Begin

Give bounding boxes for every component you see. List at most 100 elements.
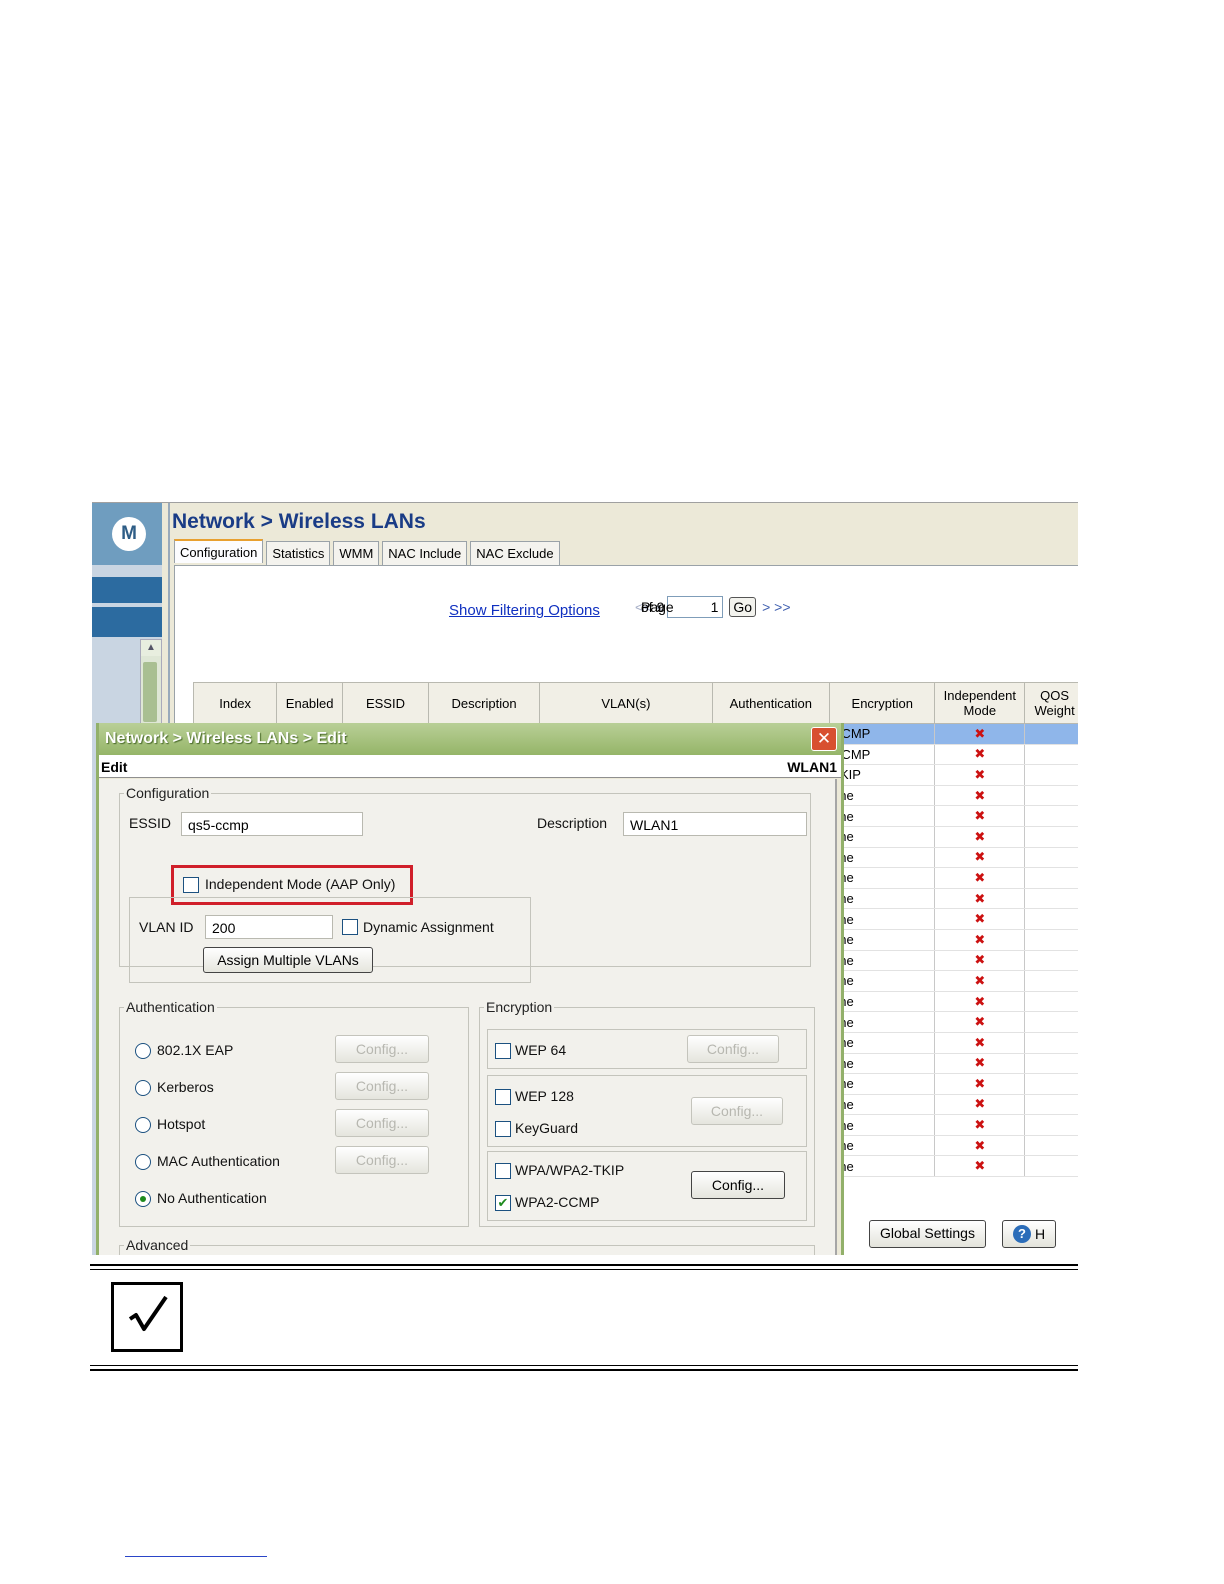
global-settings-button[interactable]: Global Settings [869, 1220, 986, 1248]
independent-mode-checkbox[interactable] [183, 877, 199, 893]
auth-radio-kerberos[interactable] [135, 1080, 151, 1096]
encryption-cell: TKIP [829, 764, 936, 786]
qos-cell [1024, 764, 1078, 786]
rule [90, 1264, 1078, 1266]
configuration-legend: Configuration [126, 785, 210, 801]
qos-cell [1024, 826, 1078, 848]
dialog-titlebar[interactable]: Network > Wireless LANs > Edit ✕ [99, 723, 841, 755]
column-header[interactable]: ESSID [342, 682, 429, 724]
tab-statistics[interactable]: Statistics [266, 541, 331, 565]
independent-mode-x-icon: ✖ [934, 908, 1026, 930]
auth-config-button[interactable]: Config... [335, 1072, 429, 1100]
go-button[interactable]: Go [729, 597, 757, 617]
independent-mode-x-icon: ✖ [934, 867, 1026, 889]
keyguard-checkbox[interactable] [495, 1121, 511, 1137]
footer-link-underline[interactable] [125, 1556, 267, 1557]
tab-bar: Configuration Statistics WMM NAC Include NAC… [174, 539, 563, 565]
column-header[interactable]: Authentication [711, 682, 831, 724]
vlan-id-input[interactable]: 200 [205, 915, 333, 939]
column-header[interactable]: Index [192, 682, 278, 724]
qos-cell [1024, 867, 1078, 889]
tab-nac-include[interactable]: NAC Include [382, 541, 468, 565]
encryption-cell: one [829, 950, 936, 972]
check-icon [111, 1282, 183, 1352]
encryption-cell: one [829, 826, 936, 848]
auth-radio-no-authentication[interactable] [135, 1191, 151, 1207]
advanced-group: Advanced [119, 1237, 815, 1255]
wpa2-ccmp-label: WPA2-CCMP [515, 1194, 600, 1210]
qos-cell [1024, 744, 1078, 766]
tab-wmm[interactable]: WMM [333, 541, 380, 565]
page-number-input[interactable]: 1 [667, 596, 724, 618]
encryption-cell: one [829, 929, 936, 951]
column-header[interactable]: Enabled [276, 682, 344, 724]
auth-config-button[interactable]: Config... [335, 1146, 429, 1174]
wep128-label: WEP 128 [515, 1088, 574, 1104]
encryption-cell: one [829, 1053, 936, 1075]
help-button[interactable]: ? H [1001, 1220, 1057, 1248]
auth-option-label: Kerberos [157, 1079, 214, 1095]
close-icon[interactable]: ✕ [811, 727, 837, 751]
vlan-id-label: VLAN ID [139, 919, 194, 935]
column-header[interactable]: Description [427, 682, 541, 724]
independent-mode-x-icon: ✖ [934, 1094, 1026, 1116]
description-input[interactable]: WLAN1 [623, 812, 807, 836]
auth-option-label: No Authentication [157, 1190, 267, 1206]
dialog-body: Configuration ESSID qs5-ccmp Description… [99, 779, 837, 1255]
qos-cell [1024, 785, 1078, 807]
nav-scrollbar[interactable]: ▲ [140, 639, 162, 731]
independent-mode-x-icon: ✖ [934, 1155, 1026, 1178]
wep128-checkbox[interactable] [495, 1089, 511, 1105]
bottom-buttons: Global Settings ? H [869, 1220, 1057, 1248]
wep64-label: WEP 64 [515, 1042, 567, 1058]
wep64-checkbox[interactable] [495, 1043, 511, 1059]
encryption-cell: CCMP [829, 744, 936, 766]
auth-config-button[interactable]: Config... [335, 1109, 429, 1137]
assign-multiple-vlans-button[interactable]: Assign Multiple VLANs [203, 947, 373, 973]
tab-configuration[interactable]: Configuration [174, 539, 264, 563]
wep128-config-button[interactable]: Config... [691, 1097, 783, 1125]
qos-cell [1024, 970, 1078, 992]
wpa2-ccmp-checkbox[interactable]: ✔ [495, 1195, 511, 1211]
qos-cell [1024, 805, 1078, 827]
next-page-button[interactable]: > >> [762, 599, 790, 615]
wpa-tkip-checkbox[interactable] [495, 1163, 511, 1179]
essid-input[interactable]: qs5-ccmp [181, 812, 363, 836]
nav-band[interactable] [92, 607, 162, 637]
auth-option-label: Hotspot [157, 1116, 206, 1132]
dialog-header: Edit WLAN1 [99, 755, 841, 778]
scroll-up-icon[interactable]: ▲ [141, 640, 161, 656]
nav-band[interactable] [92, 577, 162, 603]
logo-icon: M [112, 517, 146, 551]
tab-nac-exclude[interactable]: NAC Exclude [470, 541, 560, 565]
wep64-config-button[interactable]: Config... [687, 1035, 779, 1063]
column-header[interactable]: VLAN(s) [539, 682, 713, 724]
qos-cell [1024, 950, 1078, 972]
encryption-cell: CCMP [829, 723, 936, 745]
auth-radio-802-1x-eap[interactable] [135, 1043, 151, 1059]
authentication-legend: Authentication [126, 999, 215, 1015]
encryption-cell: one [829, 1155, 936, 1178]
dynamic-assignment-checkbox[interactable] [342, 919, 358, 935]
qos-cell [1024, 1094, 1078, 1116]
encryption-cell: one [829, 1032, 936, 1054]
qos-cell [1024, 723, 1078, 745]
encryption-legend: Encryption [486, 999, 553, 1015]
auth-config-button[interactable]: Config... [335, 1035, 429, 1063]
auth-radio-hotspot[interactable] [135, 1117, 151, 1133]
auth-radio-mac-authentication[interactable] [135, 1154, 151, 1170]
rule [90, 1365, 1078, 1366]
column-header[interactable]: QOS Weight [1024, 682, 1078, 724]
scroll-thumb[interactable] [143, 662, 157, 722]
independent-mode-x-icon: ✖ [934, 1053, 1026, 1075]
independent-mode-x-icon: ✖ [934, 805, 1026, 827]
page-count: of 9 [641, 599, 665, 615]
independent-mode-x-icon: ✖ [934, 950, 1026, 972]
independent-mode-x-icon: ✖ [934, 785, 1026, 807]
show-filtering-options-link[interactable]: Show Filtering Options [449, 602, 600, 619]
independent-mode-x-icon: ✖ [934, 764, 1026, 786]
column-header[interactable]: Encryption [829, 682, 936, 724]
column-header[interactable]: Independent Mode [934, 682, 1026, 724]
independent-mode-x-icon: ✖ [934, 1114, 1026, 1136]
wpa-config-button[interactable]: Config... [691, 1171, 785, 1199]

End

Recast the rows above as a JSON list of strings, one string per line, omitting blank lines and leaving out the pictures.

[
  "Give bounding boxes for every component you see. List at most 100 elements.",
  "global-settings-button[interactable]: Global Settings [869, 1220, 986, 1248]",
  "independent-mode-checkbox[interactable] [183, 877, 199, 893]",
  "auth-radio-kerberos[interactable] [135, 1080, 151, 1096]",
  "encryption-cell: TKIP [829, 764, 936, 786]",
  "qos-cell [1024, 764, 1078, 786]",
  "rule [90, 1264, 1078, 1266]",
  "configuration-legend: Configuration [126, 785, 210, 801]",
  "qos-cell [1024, 826, 1078, 848]",
  "dialog-titlebar[interactable]: Network > Wireless LANs > Edit ✕ [99, 723, 841, 755]",
  "column-header[interactable]: ESSID [342, 682, 429, 724]",
  "tab-statistics[interactable]: Statistics [266, 541, 331, 565]",
  "independent-mode-x-icon: ✖ [934, 908, 1026, 930]",
  "auth-config-button[interactable]: Config... [335, 1072, 429, 1100]",
  "go-button[interactable]: Go [729, 597, 757, 617]",
  "independent-mode-x-icon: ✖ [934, 867, 1026, 889]",
  "keyguard-checkbox[interactable] [495, 1121, 511, 1137]",
  "footer-link-underline[interactable] [125, 1556, 267, 1557]",
  "tab-bar: Configuration Statistics WMM NAC Include NAC… [174, 539, 563, 565]",
  "column-header[interactable]: Authentication [711, 682, 831, 724]",
  "vlan-id-input[interactable]: 200 [205, 915, 333, 939]",
  "column-header[interactable]: Index [192, 682, 278, 724]",
  "qos-cell [1024, 867, 1078, 889]",
  "tab-nac-include[interactable]: NAC Include [382, 541, 468, 565]",
  "encryption-cell: one [829, 950, 936, 972]",
  "check-icon [111, 1282, 183, 1352]",
  "encryption-cell: one [829, 826, 936, 848]",
  "auth-radio-no-authentication[interactable] [135, 1191, 151, 1207]",
  "advanced-group: Advanced [119, 1237, 815, 1255]",
  "wpa2-ccmp-label: WPA2-CCMP [515, 1194, 600, 1210]",
  "qos-cell [1024, 744, 1078, 766]",
  "tab-wmm[interactable]: WMM [333, 541, 380, 565]",
  "page-number-input[interactable]: 1 [667, 596, 724, 618]",
  "encryption-cell: one [829, 929, 936, 951]",
  "column-header[interactable]: Enabled [276, 682, 344, 724]",
  "auth-config-button[interactable]: Config... [335, 1146, 429, 1174]",
  "wep128-label: WEP 128 [515, 1088, 574, 1104]",
  "encryption-cell: one [829, 1053, 936, 1075]",
  "help-button[interactable]: ? H [1001, 1220, 1057, 1248]",
  "auth-option-label: Kerberos [157, 1079, 214, 1095]",
  "close-icon[interactable]: ✕ [811, 727, 837, 751]",
  "vlan-id-label: VLAN ID [139, 919, 194, 935]",
  "column-header[interactable]: Description [427, 682, 541, 724]",
  "independent-mode-x-icon: ✖ [934, 1094, 1026, 1116]",
  "description-input[interactable]: WLAN1 [623, 812, 807, 836]",
  "auth-option-label: No Authentication [157, 1190, 267, 1206]",
  "dialog-body: Configuration ESSID qs5-ccmp Description… [99, 779, 837, 1255]",
  "qos-cell [1024, 785, 1078, 807]",
  "nav-scrollbar[interactable]: ▲ [140, 639, 162, 731]",
  "independent-mode-x-icon: ✖ [934, 1155, 1026, 1178]",
  "wep128-checkbox[interactable] [495, 1089, 511, 1105]",
  "bottom-buttons: Global Settings ? H [869, 1220, 1057, 1248]",
  "wep64-label: WEP 64 [515, 1042, 567, 1058]",
  "wep64-checkbox[interactable] [495, 1043, 511, 1059]",
  "encryption-cell: CCMP [829, 744, 936, 766]",
  "auth-config-button[interactable]: Config... [335, 1109, 429, 1137]",
  "assign-multiple-vlans-button[interactable]: Assign Multiple VLANs [203, 947, 373, 973]",
  "tab-configuration[interactable]: Configuration [174, 539, 264, 563]",
  "wep128-config-button[interactable]: Config... [691, 1097, 783, 1125]",
  "qos-cell [1024, 970, 1078, 992]",
  "wpa2-ccmp-checkbox[interactable]: ✔ [495, 1195, 511, 1211]",
  "qos-cell [1024, 805, 1078, 827]",
  "next-page-button[interactable]: > >> [762, 599, 790, 615]",
  "wpa-tkip-checkbox[interactable] [495, 1163, 511, 1179]",
  "essid-input[interactable]: qs5-ccmp [181, 812, 363, 836]",
  "nav-band[interactable] [92, 607, 162, 637]",
  "auth-option-label: Hotspot [157, 1116, 206, 1132]",
  "dialog-header: Edit WLAN1 [99, 755, 841, 778]",
  "scroll-up-icon[interactable]: ▲ [141, 640, 161, 656]",
  "nav-band[interactable] [92, 577, 162, 603]",
  "logo-icon: M [112, 517, 146, 551]",
  "tab-nac-exclude[interactable]: NAC Exclude [470, 541, 560, 565]",
  "wep64-config-button[interactable]: Config... [687, 1035, 779, 1063]",
  "column-header[interactable]: VLAN(s) [539, 682, 713, 724]",
  "qos-cell [1024, 950, 1078, 972]",
  "encryption-cell: CCMP [829, 723, 936, 745]",
  "auth-radio-802-1x-eap[interactable] [135, 1043, 151, 1059]",
  "authentication-legend: Authentication [126, 999, 215, 1015]",
  "encryption-cell: one [829, 1155, 936, 1178]",
  "dynamic-assignment-checkbox[interactable] [342, 919, 358, 935]",
  "qos-cell [1024, 1094, 1078, 1116]",
  "encryption-cell: one [829, 1032, 936, 1054]",
  "qos-cell [1024, 723, 1078, 745]",
  "encryption-legend: Encryption [486, 999, 553, 1015]",
  "auth-config-button[interactable]: Config... [335, 1035, 429, 1063]",
  "auth-radio-hotspot[interactable] [135, 1117, 151, 1133]",
  "auth-radio-mac-authentication[interactable] [135, 1154, 151, 1170]",
  "rule [90, 1365, 1078, 1366]",
  "column-header[interactable]: QOS Weight [1024, 682, 1078, 724]",
  "scroll-thumb[interactable] [143, 662, 157, 722]",
  "independent-mode-x-icon: ✖ [934, 1053, 1026, 1075]",
  "independent-mode-x-icon: ✖ [934, 805, 1026, 827]",
  "page-count: of 9 [641, 599, 665, 615]",
  "independent-mode-x-icon: ✖ [934, 950, 1026, 972]",
  "independent-mode-x-icon: ✖ [934, 785, 1026, 807]",
  "show-filtering-options-link[interactable]: Show Filtering Options [449, 602, 600, 619]",
  "independent-mode-x-icon: ✖ [934, 764, 1026, 786]",
  "column-header[interactable]: Encryption [829, 682, 936, 724]",
  "column-header[interactable]: Independent Mode [934, 682, 1026, 724]",
  "independent-mode-x-icon: ✖ [934, 1114, 1026, 1136]",
  "wpa-config-button[interactable]: Config... [691, 1171, 785, 1199]"
]